Written instruction »
Look through the listing and locate every line containing the word "towns"; copy those lines.
---- Entries supplied
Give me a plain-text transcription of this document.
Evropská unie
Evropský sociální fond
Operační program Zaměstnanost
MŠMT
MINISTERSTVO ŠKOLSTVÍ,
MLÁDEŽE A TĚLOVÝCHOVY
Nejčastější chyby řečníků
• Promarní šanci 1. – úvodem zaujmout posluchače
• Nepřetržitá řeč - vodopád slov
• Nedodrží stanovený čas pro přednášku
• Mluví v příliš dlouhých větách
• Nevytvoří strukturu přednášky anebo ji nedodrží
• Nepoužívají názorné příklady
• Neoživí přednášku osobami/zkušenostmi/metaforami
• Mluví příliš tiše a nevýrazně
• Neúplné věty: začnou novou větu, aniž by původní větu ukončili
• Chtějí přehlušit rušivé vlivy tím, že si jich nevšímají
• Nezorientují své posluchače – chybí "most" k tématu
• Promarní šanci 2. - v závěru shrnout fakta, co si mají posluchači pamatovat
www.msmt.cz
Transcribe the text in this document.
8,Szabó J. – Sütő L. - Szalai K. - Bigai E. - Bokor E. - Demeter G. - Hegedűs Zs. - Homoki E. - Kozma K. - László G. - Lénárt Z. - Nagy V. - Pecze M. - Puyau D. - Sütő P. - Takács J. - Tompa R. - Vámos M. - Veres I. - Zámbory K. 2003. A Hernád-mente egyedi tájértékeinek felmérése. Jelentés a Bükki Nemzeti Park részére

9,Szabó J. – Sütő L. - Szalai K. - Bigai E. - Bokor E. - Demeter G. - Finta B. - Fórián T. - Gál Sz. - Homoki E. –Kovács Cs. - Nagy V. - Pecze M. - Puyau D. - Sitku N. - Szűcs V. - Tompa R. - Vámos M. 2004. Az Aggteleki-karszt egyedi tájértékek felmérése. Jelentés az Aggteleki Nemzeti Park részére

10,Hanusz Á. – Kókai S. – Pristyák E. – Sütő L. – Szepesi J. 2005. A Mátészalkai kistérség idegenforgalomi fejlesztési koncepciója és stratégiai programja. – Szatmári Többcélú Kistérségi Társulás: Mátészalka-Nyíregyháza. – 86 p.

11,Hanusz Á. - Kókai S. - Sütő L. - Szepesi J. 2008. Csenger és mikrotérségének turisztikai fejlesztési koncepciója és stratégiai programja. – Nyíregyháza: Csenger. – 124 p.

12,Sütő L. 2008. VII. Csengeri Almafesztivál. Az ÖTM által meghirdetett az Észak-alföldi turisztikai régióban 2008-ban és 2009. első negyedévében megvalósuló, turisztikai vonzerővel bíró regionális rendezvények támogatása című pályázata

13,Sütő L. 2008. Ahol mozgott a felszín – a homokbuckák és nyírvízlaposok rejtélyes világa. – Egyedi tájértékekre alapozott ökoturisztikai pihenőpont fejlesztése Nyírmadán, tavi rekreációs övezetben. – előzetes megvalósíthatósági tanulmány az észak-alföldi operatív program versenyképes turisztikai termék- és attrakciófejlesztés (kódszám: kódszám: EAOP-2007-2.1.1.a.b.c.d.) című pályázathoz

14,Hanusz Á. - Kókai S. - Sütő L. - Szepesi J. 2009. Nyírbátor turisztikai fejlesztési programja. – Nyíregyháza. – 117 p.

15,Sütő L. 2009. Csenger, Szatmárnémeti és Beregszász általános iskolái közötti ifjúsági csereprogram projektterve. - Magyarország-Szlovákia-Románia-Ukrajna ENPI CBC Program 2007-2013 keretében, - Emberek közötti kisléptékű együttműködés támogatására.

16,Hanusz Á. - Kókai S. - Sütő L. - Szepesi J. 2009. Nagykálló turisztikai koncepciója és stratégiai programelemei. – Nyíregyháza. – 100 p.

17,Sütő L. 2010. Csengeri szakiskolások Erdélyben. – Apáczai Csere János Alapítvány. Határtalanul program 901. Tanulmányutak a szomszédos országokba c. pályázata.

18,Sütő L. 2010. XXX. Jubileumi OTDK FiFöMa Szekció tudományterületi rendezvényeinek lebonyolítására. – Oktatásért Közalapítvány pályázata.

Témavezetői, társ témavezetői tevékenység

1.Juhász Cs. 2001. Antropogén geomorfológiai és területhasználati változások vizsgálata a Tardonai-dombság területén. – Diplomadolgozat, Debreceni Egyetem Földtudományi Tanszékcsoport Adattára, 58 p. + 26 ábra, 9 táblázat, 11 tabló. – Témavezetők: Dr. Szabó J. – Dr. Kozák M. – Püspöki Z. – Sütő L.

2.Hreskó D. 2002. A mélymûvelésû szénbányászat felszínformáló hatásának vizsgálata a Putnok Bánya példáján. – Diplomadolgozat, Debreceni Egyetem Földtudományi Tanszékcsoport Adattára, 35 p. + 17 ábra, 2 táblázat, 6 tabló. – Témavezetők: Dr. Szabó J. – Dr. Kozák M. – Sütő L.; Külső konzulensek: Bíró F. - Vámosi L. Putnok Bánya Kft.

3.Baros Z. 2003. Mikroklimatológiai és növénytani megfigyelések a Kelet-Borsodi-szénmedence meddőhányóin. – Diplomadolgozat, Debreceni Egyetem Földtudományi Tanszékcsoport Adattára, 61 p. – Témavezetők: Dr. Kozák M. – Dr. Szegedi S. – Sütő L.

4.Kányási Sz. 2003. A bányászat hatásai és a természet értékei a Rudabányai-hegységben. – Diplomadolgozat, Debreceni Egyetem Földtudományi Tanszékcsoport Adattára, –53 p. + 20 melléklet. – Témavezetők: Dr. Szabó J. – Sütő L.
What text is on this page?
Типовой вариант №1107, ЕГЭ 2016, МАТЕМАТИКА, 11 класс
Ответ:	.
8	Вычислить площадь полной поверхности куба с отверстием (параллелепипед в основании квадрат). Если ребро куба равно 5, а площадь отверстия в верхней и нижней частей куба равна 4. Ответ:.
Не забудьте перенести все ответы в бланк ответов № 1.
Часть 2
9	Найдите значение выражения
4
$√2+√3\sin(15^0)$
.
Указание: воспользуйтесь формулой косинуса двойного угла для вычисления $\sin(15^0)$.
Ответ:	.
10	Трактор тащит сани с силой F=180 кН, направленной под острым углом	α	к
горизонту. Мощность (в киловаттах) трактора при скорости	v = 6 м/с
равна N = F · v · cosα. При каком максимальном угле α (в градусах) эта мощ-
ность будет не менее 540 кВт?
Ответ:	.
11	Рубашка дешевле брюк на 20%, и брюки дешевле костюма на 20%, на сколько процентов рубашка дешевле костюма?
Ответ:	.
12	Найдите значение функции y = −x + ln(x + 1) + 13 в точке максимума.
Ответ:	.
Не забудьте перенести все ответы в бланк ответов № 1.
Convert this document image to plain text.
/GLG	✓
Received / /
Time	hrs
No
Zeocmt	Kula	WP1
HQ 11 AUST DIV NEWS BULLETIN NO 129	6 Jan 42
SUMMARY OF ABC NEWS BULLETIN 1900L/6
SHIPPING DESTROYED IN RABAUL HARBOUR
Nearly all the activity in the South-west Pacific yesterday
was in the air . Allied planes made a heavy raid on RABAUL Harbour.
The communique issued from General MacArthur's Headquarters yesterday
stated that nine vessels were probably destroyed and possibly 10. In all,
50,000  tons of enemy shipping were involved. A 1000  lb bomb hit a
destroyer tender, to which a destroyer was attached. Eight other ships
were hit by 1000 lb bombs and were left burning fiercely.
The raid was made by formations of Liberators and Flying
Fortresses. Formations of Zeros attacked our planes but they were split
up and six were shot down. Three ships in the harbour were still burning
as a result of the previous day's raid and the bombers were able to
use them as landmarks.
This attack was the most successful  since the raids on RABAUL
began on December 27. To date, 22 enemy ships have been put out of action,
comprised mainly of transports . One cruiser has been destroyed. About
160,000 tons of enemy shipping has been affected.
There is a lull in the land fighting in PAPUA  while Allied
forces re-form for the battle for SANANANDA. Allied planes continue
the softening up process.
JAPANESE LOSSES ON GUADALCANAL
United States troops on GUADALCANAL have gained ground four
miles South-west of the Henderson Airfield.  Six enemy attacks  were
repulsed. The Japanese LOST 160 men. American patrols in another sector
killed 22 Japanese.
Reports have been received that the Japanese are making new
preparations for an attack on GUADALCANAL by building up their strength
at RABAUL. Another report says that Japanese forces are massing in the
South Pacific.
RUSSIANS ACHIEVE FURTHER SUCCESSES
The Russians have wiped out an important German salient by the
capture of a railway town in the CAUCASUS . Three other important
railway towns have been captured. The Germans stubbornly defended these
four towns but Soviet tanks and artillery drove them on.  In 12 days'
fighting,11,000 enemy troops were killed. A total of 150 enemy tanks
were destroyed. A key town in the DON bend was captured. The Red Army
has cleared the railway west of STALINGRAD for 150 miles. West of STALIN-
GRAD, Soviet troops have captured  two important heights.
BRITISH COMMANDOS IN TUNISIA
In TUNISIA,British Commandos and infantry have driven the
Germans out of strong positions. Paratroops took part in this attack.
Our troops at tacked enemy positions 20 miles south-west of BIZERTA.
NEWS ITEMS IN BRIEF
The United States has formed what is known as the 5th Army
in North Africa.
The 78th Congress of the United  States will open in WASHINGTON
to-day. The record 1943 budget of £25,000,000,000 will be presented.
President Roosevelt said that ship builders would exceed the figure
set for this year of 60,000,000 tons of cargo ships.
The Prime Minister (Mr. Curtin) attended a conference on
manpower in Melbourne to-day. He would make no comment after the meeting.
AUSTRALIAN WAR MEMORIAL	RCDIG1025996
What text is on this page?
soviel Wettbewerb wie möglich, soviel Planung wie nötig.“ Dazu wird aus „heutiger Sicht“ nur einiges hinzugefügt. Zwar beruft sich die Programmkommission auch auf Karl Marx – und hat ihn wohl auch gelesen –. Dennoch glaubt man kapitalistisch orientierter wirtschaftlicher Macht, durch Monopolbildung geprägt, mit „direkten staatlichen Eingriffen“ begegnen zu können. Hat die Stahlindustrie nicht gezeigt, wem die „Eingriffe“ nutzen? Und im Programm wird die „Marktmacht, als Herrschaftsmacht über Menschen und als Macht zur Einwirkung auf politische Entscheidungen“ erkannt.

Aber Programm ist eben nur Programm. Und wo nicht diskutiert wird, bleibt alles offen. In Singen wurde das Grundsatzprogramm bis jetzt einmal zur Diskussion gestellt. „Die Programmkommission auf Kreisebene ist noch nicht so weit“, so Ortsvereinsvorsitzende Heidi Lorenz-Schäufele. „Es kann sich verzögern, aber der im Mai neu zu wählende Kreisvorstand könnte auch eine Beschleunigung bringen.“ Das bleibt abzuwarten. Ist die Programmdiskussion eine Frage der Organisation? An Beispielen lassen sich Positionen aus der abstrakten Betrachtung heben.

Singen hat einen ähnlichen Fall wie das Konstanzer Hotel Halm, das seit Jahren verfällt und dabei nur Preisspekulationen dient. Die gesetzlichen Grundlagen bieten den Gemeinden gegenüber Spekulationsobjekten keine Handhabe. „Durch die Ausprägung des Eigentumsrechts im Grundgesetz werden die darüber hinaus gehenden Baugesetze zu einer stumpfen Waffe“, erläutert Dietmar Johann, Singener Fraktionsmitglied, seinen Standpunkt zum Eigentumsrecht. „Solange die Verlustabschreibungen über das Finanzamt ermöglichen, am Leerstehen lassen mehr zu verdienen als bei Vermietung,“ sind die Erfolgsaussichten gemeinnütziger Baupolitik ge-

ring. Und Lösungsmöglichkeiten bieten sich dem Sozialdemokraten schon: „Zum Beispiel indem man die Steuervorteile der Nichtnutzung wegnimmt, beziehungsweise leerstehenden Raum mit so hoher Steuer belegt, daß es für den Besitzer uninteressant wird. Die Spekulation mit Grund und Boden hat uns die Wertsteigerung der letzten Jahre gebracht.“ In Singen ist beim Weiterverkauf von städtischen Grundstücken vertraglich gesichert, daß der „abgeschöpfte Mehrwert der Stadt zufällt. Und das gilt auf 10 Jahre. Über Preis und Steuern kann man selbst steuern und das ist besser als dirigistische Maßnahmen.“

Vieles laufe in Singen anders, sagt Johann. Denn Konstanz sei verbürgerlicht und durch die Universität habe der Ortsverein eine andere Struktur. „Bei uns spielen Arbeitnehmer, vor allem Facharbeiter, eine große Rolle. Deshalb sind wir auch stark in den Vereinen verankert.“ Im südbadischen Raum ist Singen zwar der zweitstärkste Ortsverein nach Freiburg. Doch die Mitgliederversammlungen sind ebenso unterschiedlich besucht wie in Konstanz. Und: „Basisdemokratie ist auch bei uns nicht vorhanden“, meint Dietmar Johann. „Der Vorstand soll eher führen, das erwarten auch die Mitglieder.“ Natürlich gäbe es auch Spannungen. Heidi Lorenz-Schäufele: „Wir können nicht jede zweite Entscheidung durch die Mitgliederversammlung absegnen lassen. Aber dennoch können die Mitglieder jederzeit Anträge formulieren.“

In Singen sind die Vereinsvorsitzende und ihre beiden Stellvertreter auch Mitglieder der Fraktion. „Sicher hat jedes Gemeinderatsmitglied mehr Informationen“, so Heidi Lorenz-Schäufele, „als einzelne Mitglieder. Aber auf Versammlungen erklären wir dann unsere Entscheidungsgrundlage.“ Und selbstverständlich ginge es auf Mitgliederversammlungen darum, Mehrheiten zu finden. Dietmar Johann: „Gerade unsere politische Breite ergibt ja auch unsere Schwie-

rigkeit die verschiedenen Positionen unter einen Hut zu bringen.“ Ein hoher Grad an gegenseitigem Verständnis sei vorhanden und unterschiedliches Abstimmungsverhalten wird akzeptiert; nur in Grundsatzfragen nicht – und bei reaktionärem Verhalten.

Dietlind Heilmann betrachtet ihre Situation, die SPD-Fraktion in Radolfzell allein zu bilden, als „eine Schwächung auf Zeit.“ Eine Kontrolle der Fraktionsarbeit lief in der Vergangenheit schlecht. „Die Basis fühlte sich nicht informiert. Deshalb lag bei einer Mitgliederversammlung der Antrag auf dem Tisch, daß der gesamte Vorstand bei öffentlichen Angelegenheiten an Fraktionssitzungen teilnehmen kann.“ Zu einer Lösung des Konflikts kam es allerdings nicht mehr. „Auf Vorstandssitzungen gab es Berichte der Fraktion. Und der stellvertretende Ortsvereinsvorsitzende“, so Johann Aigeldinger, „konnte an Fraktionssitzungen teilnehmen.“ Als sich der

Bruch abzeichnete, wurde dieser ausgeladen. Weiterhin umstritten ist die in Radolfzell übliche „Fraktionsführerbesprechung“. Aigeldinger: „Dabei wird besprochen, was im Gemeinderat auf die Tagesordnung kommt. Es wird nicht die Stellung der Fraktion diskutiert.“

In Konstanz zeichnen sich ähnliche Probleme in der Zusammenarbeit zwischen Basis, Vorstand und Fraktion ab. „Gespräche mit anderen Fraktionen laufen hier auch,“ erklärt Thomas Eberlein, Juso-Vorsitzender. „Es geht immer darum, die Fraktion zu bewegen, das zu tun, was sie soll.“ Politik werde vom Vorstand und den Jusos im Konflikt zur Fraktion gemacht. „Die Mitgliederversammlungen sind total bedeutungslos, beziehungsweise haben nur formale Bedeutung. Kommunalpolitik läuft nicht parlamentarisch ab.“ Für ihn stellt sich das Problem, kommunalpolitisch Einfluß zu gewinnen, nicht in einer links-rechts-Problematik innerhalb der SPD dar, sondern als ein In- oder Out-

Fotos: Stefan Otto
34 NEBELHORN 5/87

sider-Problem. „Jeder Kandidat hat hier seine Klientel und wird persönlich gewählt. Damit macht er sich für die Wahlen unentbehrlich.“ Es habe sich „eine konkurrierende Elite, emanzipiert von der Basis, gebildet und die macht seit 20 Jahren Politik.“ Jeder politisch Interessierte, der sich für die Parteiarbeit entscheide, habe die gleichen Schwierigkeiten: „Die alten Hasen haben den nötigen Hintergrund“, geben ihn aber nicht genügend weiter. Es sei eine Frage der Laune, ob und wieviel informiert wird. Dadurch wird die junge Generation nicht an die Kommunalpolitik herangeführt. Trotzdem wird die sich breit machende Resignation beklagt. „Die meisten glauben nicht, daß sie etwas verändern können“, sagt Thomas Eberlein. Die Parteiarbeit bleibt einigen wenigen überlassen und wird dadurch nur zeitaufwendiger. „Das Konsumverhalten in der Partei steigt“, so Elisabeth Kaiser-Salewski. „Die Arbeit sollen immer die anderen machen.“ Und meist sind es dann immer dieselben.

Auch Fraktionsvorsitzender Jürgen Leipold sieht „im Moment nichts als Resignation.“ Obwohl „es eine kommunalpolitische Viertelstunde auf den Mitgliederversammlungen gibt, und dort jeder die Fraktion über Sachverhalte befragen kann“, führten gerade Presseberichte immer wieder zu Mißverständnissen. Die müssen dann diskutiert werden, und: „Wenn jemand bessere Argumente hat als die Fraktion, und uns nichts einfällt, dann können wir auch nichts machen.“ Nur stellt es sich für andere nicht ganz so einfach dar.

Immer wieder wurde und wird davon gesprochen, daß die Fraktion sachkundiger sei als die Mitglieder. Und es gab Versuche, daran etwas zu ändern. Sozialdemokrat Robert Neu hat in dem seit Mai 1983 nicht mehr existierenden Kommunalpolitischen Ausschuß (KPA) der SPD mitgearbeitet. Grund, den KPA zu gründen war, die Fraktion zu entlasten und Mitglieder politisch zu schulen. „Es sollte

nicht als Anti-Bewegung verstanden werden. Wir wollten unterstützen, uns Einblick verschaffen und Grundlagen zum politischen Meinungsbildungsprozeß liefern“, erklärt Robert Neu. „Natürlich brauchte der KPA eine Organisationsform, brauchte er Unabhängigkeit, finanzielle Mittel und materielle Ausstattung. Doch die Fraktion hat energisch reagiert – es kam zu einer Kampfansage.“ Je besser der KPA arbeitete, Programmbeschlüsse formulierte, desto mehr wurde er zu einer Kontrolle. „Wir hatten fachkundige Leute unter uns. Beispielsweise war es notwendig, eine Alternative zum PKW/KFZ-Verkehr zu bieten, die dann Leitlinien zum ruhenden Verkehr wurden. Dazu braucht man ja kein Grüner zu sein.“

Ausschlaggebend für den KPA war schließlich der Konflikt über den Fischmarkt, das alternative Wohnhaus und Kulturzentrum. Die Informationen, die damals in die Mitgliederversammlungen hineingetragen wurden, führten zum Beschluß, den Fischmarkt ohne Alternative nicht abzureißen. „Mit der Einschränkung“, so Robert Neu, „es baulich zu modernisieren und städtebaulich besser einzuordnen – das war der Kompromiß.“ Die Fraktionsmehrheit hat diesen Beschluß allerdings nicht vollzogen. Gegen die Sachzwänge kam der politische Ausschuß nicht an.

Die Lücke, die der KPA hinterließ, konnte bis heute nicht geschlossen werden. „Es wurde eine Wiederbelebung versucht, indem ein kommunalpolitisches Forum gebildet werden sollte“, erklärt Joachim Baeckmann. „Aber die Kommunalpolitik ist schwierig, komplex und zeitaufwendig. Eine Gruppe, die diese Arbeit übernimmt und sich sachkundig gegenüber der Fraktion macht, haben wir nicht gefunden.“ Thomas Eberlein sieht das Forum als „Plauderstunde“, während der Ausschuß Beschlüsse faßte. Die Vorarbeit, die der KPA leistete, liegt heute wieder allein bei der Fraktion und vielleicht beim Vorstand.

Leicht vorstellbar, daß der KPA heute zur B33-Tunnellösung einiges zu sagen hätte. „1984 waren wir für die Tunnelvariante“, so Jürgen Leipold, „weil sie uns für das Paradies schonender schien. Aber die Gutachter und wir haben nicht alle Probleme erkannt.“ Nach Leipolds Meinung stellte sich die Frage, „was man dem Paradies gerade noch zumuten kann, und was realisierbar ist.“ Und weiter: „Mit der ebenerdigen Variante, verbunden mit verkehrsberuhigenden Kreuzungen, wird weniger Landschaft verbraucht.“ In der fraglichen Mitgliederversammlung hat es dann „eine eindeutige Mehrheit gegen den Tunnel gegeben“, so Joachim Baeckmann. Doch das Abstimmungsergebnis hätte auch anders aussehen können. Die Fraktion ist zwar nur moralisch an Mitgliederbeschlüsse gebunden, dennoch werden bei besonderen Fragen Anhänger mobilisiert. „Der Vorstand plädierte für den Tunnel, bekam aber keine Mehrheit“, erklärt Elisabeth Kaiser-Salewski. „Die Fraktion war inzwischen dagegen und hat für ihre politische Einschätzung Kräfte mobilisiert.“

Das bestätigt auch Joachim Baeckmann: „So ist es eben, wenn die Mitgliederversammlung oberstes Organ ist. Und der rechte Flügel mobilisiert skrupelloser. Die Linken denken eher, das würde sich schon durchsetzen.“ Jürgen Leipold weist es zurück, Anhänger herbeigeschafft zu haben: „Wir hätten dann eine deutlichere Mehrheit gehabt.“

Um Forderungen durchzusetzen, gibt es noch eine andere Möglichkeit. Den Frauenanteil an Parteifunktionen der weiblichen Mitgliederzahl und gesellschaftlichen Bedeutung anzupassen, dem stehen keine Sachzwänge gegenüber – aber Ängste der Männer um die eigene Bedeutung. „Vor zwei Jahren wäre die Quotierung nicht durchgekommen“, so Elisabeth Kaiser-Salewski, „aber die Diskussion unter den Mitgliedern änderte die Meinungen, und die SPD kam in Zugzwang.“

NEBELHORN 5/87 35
--------
Response for this exercise »
railway towns have been captured. The Germans stubbornly defended these
four towns but Soviet tanks and artillery drove them on.  In 12 days'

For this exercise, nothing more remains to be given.